#### [Records for this task]
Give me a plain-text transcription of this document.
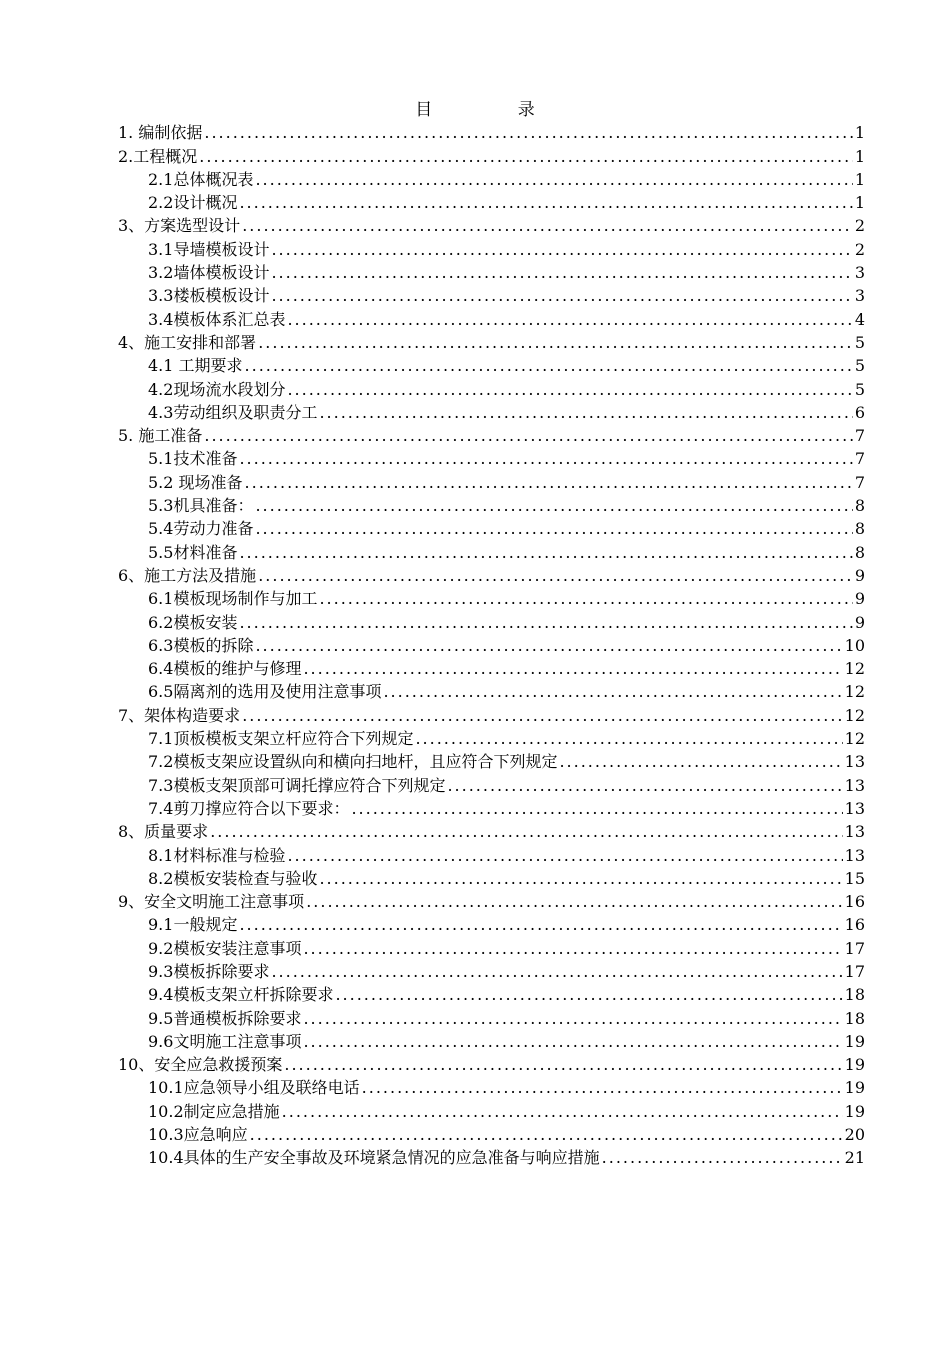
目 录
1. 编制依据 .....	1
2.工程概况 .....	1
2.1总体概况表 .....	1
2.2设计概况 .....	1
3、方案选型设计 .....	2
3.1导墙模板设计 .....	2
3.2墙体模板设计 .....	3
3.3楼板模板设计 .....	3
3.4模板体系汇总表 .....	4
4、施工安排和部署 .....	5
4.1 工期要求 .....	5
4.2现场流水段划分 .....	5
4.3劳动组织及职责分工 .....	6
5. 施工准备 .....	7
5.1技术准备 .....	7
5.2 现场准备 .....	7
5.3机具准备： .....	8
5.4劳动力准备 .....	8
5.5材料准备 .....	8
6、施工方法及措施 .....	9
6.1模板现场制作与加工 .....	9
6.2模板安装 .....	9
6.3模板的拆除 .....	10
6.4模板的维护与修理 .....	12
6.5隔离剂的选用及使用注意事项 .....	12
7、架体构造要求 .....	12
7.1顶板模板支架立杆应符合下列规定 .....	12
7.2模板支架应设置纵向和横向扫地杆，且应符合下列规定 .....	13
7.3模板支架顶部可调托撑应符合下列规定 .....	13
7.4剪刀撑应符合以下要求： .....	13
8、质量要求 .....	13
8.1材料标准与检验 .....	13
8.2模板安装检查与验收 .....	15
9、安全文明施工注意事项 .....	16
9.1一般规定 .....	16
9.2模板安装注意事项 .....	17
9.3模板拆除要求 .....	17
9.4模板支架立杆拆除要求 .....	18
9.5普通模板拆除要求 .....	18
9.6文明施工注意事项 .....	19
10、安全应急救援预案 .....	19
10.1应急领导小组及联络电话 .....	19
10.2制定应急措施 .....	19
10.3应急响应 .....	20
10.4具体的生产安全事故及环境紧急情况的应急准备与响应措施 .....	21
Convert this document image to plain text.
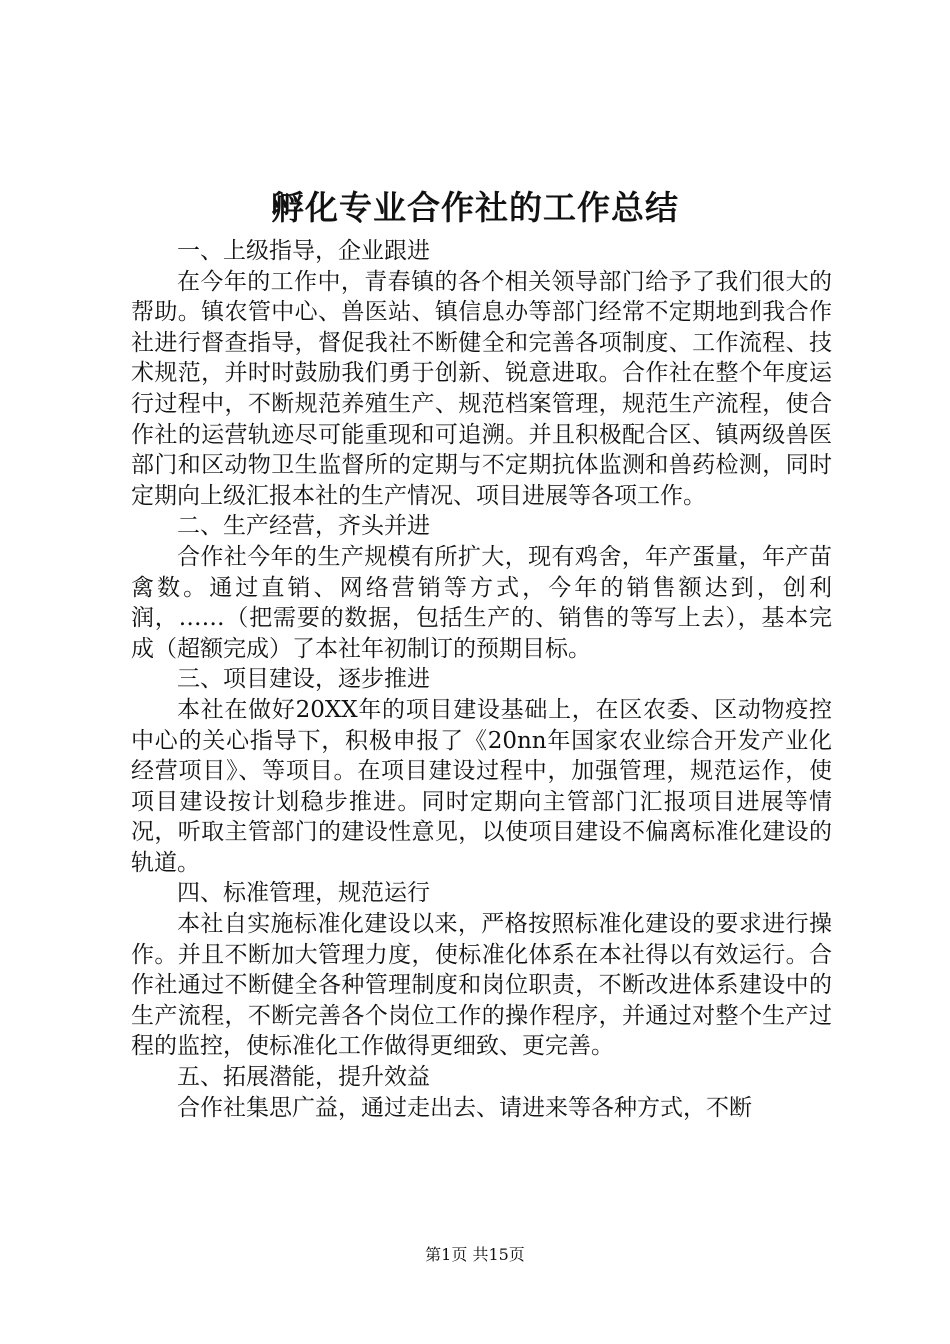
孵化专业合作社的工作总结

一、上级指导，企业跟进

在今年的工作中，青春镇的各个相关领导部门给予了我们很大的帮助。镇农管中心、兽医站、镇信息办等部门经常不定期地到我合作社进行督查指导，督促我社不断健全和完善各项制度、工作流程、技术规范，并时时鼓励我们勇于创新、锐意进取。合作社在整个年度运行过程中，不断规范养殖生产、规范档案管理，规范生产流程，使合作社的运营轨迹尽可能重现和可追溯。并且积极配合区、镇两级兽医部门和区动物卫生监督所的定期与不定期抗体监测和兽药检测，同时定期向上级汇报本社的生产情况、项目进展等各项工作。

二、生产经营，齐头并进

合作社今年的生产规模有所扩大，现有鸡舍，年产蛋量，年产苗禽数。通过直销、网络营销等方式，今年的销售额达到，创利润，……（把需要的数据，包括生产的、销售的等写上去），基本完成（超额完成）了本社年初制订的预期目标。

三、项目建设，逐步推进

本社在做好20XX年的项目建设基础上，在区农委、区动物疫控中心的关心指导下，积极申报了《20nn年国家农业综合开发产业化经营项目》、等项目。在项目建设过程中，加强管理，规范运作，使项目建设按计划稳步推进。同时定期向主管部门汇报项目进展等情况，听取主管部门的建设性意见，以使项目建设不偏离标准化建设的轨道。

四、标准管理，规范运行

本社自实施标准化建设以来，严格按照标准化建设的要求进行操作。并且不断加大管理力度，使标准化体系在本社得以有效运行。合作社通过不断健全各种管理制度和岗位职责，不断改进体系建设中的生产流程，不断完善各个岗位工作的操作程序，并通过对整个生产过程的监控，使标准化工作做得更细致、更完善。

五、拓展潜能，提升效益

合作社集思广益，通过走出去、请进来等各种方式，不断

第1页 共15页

#### [Your task]
Lines containing the string "document" should be counted; reply with their number and nothing more.

#### [The output]
2